* BEGIN Task inputs *

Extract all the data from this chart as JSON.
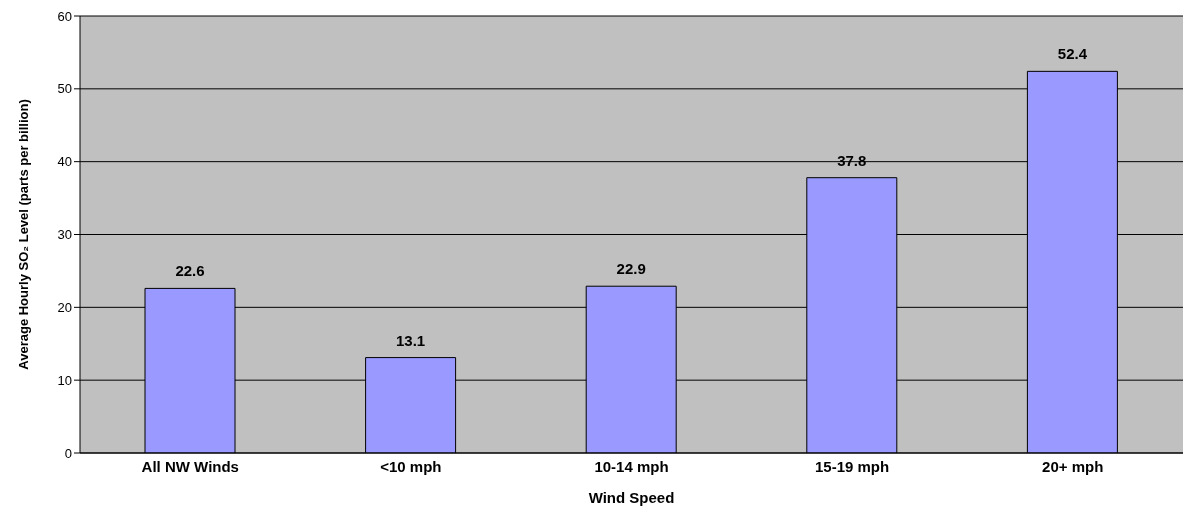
{
  "chart_data": {
    "type": "bar",
    "categories": [
      "All NW Winds",
      "<10 mph",
      "10-14 mph",
      "15-19 mph",
      "20+ mph"
    ],
    "values": [
      22.6,
      13.1,
      22.9,
      37.8,
      52.4
    ],
    "color": "#9999ff",
    "xlabel": "Wind Speed",
    "ylabel": "Average Hourly SO₂ Level (parts per billion)",
    "ylim": [
      0,
      60
    ],
    "yticks": [
      0,
      10,
      20,
      30,
      40,
      50,
      60
    ],
    "grid": "y",
    "data_labels": true
  }
}
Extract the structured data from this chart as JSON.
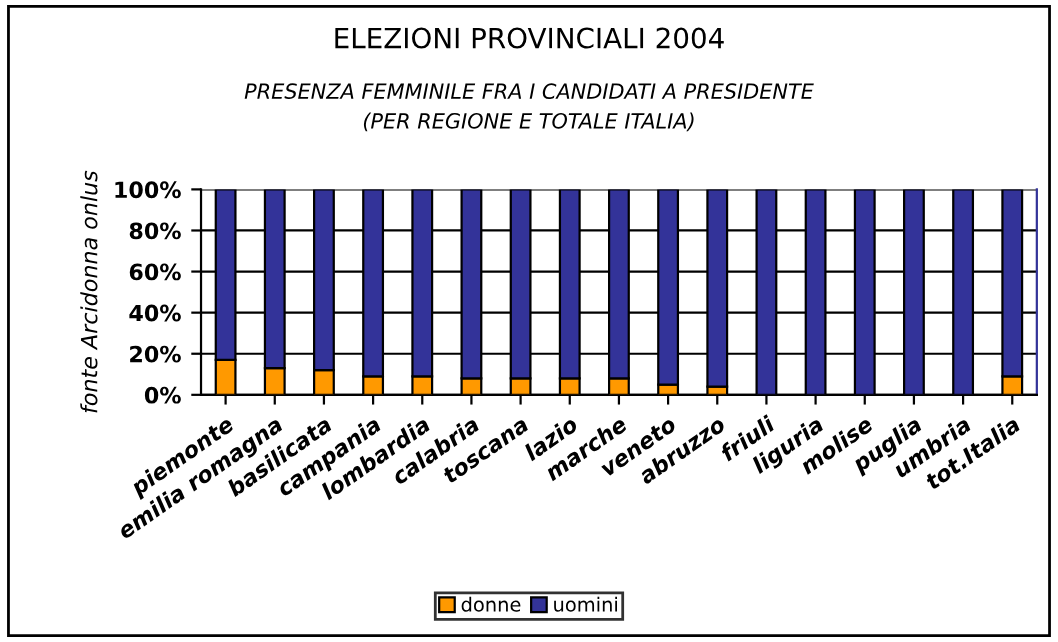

* END Task inputs *

### Objective
Every line of the data above should be quoted exactly. Omit the pictures.

### Answer
Extract all the data from this chart as JSON.
{
  "chart_data": {
    "type": "bar",
    "categories": [
      "All NW Winds",
      "<10 mph",
      "10-14 mph",
      "15-19 mph",
      "20+ mph"
    ],
    "values": [
      22.6,
      13.1,
      22.9,
      37.8,
      52.4
    ],
    "color": "#9999ff",
    "xlabel": "Wind Speed",
    "ylabel": "Average Hourly SO₂ Level (parts per billion)",
    "ylim": [
      0,
      60
    ],
    "yticks": [
      0,
      10,
      20,
      30,
      40,
      50,
      60
    ],
    "grid": "y",
    "data_labels": true
  }
}
Extract the structured data from this chart as JSON.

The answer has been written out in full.